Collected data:
((
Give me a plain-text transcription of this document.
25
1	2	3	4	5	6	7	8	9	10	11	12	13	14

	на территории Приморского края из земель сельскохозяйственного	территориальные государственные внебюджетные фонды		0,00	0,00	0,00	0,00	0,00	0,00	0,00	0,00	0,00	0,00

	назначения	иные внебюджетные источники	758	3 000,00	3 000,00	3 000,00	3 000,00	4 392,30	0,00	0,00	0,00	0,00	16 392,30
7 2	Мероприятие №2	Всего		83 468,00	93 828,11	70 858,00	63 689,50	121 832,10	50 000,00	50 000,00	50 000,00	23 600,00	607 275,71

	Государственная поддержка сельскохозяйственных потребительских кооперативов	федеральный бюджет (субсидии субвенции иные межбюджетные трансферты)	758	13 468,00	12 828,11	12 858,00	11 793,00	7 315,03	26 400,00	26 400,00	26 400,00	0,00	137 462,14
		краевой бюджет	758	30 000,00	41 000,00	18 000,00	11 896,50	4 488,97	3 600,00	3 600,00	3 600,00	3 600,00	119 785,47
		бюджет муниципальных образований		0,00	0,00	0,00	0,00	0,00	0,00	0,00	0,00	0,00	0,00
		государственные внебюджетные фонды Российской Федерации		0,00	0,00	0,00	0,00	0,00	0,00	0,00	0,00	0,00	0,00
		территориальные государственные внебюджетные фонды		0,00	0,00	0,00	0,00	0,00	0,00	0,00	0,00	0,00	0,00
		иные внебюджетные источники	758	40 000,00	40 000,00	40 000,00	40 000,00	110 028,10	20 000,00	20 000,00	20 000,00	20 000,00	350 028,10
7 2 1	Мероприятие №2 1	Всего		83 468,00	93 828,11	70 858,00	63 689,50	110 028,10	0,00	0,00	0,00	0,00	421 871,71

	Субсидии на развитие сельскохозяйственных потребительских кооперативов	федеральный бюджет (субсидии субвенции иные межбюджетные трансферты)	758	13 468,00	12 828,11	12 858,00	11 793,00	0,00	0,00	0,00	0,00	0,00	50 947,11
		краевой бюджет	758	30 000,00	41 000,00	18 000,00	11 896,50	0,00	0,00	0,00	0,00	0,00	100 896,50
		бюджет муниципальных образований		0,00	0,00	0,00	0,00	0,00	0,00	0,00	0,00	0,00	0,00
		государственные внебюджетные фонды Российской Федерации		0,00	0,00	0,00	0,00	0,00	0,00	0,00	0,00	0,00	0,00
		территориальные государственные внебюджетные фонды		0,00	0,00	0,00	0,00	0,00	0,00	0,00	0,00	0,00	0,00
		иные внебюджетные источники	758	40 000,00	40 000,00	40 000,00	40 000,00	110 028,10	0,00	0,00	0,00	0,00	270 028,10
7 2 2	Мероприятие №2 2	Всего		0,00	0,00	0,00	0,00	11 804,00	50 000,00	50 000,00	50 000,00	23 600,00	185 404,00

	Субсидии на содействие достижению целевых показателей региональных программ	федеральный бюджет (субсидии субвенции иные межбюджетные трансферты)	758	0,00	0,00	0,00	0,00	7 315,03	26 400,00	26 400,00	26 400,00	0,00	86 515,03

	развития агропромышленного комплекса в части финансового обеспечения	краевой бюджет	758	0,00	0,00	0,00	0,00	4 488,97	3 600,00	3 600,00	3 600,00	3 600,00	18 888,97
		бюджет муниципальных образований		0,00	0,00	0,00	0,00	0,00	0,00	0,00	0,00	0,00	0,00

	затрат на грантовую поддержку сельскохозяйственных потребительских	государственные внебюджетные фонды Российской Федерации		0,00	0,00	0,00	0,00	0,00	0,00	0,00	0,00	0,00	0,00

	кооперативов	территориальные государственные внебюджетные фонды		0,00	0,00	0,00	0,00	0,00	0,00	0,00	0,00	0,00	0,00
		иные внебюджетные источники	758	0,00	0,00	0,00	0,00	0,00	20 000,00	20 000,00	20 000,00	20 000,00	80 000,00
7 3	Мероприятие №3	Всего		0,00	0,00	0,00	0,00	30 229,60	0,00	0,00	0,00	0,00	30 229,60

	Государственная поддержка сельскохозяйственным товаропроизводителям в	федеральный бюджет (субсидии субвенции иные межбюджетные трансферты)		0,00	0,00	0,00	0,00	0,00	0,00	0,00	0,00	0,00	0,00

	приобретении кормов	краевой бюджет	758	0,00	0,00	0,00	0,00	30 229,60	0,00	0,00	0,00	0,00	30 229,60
))
Look over the records above and copy each line that includes the string "потребительских".

**RESULT FOR THIS EXERCISE**
	Государственная поддержка сельскохозяйственных потребительских кооперативов	федеральный бюджет (субсидии субвенции иные межбюджетные трансферты)	758	13 468,00	12 828,11	12 858,00	11 793,00	7 315,03	26 400,00	26 400,00	26 400,00	0,00	137 462,14
	Субсидии на развитие сельскохозяйственных потребительских кооперативов	федеральный бюджет (субсидии субвенции иные межбюджетные трансферты)	758	13 468,00	12 828,11	12 858,00	11 793,00	0,00	0,00	0,00	0,00	0,00	50 947,11
	затрат на грантовую поддержку сельскохозяйственных потребительских	государственные внебюджетные фонды Российской Федерации		0,00	0,00	0,00	0,00	0,00	0,00	0,00	0,00	0,00	0,00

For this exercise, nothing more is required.